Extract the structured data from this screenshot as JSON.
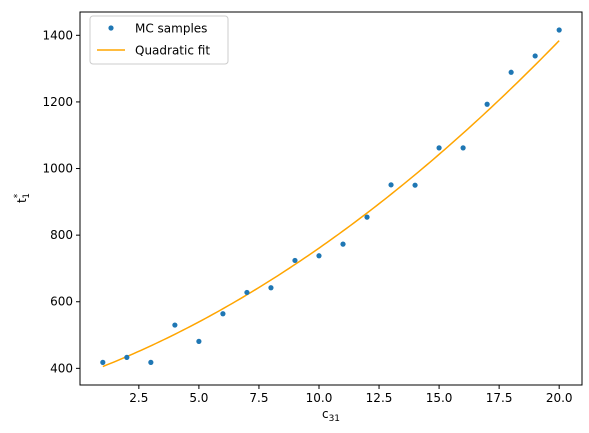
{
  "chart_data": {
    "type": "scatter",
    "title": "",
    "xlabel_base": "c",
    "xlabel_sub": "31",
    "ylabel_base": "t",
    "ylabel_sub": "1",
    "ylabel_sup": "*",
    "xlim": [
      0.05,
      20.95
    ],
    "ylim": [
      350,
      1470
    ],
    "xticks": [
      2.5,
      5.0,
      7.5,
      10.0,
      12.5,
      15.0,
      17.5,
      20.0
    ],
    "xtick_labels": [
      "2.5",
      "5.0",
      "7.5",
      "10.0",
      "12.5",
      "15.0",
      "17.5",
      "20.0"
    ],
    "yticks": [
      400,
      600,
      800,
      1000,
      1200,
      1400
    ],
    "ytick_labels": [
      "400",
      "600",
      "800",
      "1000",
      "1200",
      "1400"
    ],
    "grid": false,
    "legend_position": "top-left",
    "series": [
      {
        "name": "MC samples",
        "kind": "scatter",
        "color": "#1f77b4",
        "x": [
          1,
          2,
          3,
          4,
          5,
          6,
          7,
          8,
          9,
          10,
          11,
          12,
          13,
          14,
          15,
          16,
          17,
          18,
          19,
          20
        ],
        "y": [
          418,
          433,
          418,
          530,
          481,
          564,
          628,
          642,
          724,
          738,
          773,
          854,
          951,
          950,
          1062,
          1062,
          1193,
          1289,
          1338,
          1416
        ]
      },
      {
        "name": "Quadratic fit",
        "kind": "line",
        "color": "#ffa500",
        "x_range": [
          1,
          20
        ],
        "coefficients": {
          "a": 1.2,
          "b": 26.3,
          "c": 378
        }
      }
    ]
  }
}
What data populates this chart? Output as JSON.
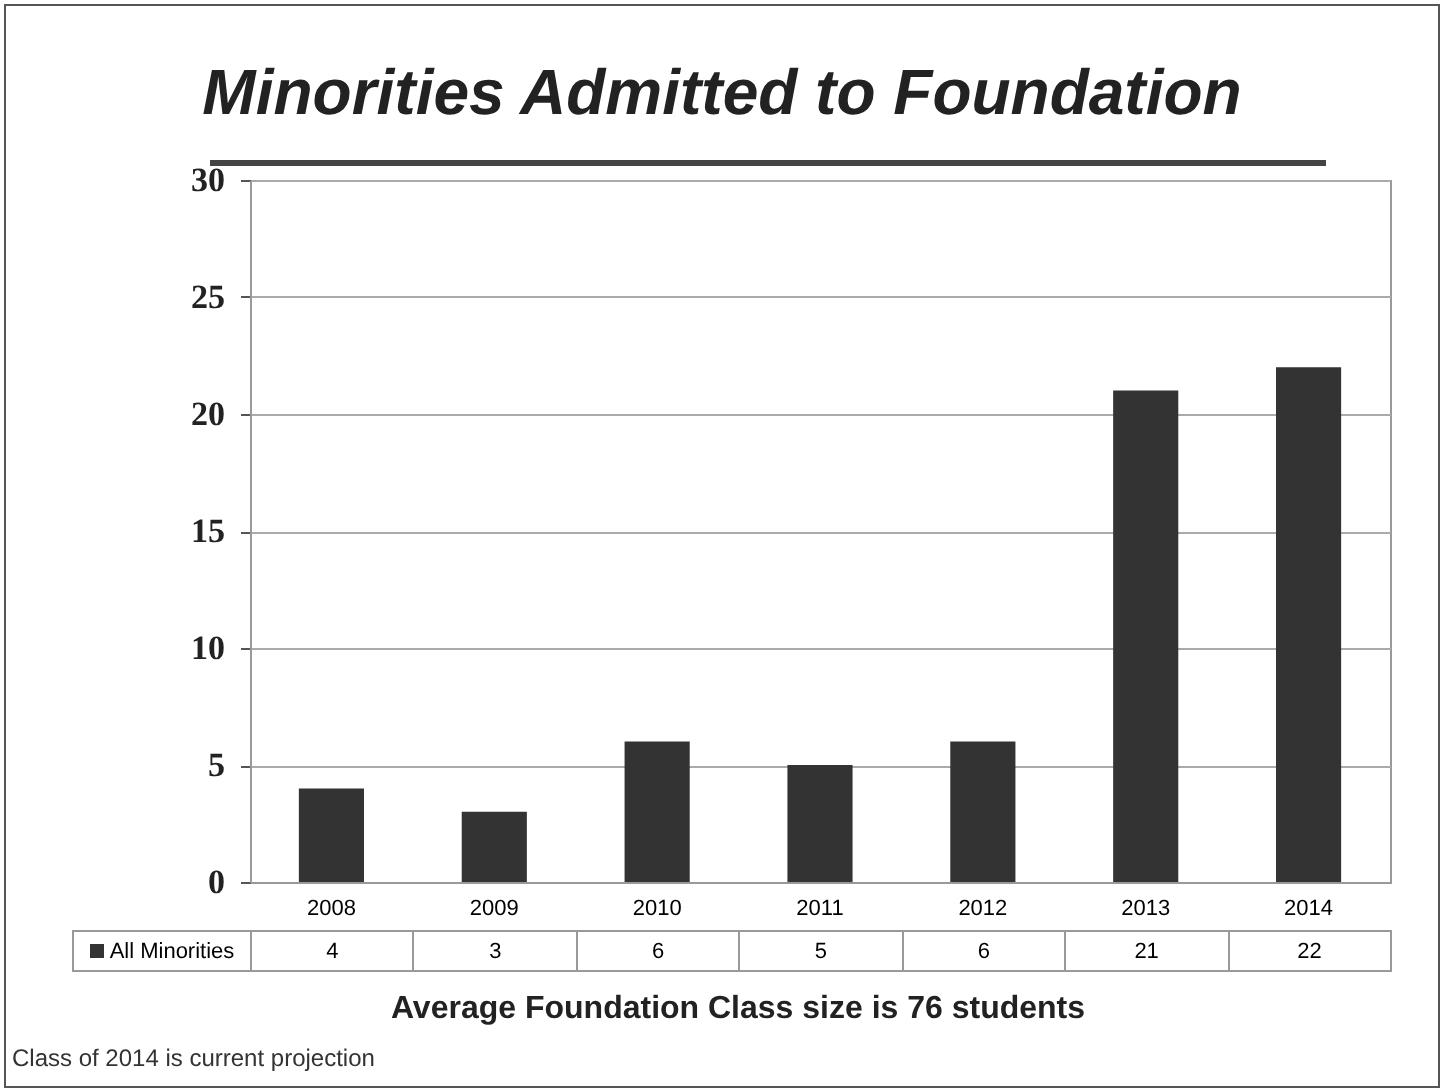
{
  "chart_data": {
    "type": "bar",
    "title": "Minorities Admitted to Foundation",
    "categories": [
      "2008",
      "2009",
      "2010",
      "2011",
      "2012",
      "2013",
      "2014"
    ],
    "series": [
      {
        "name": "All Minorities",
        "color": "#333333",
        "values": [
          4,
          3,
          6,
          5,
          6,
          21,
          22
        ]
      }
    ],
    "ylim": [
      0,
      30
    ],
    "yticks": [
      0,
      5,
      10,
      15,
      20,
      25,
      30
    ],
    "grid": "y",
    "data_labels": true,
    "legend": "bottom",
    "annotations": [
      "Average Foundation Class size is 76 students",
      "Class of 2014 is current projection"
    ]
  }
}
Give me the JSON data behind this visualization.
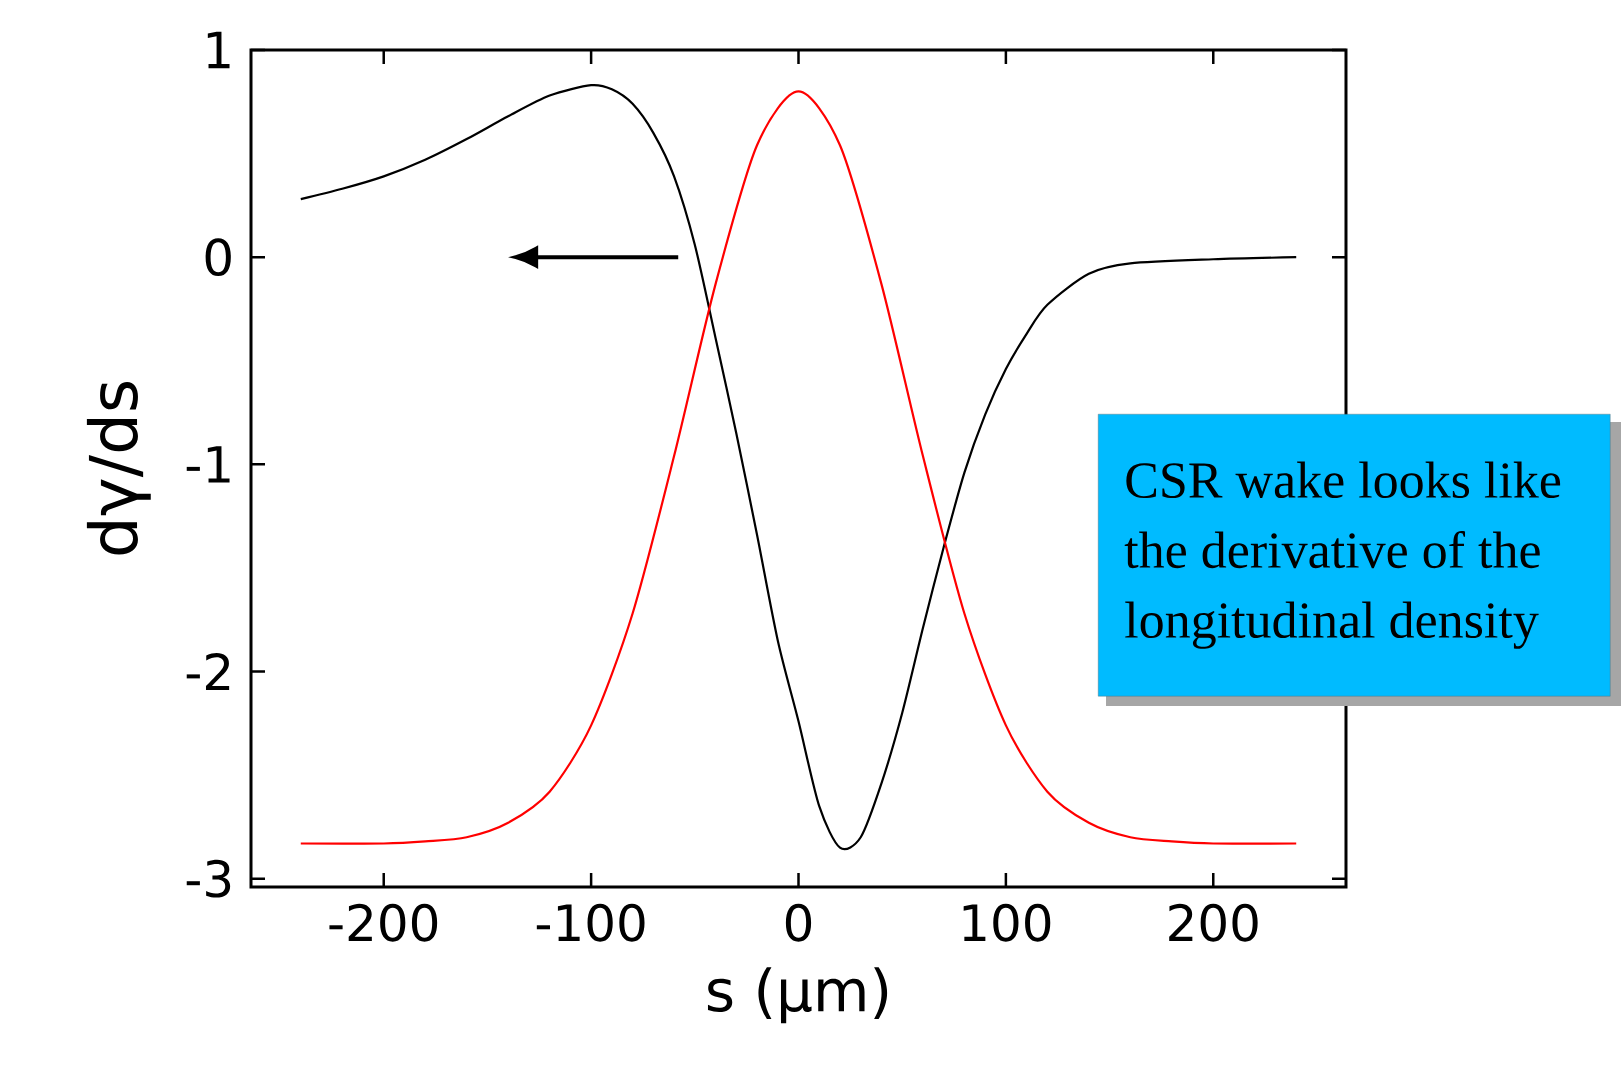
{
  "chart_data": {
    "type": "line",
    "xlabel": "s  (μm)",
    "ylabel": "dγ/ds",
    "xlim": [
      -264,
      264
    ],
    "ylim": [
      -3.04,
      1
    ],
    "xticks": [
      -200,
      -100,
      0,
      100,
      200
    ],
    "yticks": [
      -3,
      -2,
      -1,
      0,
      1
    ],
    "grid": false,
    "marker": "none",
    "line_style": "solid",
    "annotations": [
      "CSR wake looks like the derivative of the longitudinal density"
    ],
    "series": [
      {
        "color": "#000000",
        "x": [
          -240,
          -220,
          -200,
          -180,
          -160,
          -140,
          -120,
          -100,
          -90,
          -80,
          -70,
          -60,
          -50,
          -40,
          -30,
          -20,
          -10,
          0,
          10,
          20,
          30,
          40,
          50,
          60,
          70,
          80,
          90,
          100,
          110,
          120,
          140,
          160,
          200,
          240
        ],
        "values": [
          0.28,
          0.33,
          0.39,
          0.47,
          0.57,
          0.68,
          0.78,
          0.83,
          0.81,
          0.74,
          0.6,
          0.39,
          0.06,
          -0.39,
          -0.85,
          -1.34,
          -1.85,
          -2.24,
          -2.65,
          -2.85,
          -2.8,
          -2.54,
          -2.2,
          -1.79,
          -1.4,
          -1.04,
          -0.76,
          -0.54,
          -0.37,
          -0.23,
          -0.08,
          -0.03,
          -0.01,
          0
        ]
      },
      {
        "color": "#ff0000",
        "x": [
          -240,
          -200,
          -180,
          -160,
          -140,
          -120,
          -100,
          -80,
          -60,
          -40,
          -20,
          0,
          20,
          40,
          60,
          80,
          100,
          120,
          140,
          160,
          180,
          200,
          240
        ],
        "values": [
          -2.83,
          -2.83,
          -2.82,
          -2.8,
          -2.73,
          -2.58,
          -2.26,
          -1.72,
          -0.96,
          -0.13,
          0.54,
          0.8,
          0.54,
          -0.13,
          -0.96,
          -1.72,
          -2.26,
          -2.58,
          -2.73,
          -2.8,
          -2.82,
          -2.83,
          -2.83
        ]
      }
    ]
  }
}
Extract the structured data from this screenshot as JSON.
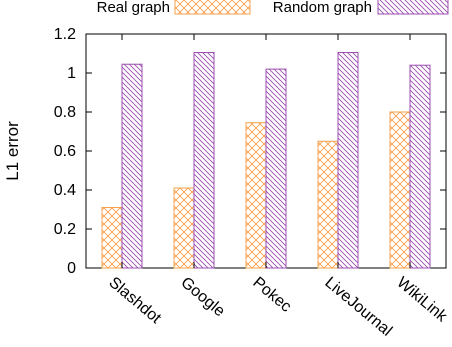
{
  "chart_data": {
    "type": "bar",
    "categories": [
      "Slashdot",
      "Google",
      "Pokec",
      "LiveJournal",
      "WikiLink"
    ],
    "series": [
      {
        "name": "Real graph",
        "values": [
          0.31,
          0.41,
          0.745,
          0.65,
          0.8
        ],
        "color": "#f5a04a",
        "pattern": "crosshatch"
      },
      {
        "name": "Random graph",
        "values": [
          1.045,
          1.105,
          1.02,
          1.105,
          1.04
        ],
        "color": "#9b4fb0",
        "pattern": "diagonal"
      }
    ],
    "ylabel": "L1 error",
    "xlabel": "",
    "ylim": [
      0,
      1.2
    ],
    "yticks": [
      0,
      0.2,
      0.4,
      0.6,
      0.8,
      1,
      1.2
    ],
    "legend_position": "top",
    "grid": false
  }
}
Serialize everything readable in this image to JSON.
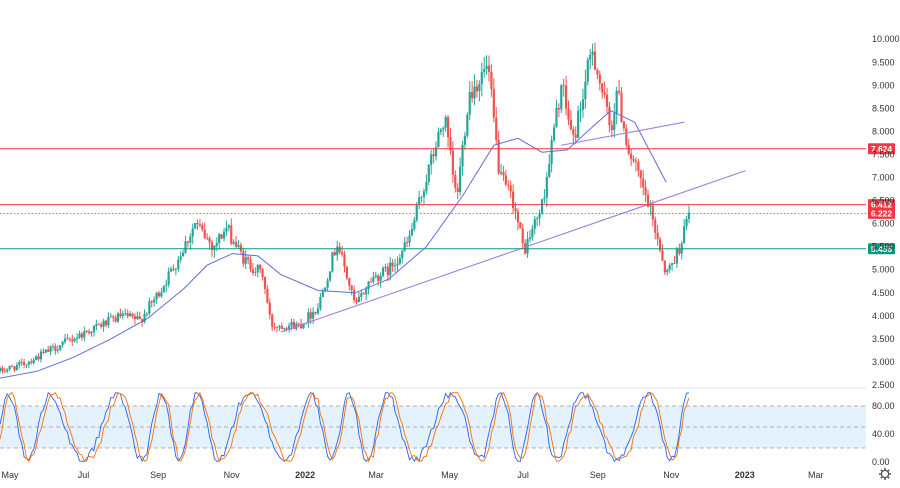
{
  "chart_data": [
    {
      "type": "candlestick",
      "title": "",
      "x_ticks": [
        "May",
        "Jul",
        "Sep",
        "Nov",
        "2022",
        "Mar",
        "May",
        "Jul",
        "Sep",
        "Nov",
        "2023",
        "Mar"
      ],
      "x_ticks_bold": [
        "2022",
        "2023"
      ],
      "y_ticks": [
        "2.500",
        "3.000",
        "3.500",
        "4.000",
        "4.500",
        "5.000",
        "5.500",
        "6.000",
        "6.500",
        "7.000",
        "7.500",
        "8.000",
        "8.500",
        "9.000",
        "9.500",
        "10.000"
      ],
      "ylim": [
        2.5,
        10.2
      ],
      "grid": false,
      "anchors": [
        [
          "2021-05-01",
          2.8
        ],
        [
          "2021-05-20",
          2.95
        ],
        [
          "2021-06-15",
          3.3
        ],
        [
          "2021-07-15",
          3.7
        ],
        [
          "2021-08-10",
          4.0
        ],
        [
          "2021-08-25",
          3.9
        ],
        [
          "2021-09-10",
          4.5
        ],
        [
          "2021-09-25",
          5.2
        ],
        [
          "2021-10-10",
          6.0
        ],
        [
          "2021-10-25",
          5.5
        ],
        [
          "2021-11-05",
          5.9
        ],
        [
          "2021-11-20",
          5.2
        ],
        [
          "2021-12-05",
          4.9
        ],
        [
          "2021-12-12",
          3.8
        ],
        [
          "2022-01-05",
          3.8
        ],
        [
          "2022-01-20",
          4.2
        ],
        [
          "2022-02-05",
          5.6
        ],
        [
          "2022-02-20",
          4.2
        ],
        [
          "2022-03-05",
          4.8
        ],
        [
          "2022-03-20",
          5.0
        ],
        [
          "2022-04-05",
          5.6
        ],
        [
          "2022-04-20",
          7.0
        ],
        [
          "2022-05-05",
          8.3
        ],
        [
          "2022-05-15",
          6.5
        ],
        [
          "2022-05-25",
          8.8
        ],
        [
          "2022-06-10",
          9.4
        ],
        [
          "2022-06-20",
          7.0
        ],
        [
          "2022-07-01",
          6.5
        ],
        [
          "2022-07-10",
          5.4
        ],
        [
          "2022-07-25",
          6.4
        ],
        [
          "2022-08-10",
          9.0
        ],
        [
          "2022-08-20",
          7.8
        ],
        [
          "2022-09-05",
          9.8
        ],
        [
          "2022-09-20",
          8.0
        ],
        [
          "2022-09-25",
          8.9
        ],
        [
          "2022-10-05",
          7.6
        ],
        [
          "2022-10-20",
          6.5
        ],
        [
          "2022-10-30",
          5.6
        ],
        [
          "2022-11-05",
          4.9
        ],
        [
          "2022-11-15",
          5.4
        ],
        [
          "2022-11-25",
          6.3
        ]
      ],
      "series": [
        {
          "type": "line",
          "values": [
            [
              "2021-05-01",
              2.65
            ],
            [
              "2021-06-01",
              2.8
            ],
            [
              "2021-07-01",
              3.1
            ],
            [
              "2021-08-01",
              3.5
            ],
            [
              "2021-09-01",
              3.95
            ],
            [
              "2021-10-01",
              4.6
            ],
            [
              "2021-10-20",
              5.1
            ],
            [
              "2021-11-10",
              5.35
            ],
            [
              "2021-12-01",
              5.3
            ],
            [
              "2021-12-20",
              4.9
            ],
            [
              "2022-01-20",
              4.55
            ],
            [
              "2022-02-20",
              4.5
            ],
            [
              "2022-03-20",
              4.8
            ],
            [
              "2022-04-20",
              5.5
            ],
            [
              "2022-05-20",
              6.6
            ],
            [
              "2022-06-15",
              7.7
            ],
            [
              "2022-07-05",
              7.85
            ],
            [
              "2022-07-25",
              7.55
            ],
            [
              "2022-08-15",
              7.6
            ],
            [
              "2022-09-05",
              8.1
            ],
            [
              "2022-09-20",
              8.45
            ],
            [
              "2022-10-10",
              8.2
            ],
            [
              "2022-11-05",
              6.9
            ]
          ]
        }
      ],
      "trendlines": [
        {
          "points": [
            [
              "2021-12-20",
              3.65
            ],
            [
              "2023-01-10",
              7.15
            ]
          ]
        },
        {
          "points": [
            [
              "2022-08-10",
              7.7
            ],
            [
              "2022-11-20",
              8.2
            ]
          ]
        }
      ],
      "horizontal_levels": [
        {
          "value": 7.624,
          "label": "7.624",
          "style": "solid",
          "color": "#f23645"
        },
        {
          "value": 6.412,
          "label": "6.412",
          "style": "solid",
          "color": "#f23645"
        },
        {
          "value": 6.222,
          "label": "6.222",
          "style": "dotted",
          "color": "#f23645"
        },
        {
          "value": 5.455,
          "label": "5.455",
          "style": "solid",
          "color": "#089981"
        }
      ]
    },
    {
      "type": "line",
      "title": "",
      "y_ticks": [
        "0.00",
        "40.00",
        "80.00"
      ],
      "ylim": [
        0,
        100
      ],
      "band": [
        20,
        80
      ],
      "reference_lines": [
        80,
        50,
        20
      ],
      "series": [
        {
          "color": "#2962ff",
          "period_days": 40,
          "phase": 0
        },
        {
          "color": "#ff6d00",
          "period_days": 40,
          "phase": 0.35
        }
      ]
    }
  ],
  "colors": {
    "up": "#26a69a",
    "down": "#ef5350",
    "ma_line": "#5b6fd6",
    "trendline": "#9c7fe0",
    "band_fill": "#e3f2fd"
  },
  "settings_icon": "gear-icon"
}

○ ○ ○ ○ ○ ○ ○

Exercise objective:
Choose all lines containing the string "this" and copy them out.

Answer below:
Extract the structured data from this screenshot as JSON.
What data populates this chart? Output as JSON.
Give me the JSON data behind this visualization.
Extract the structured data from this screenshot as JSON.
Serialize everything readable in this image to JSON.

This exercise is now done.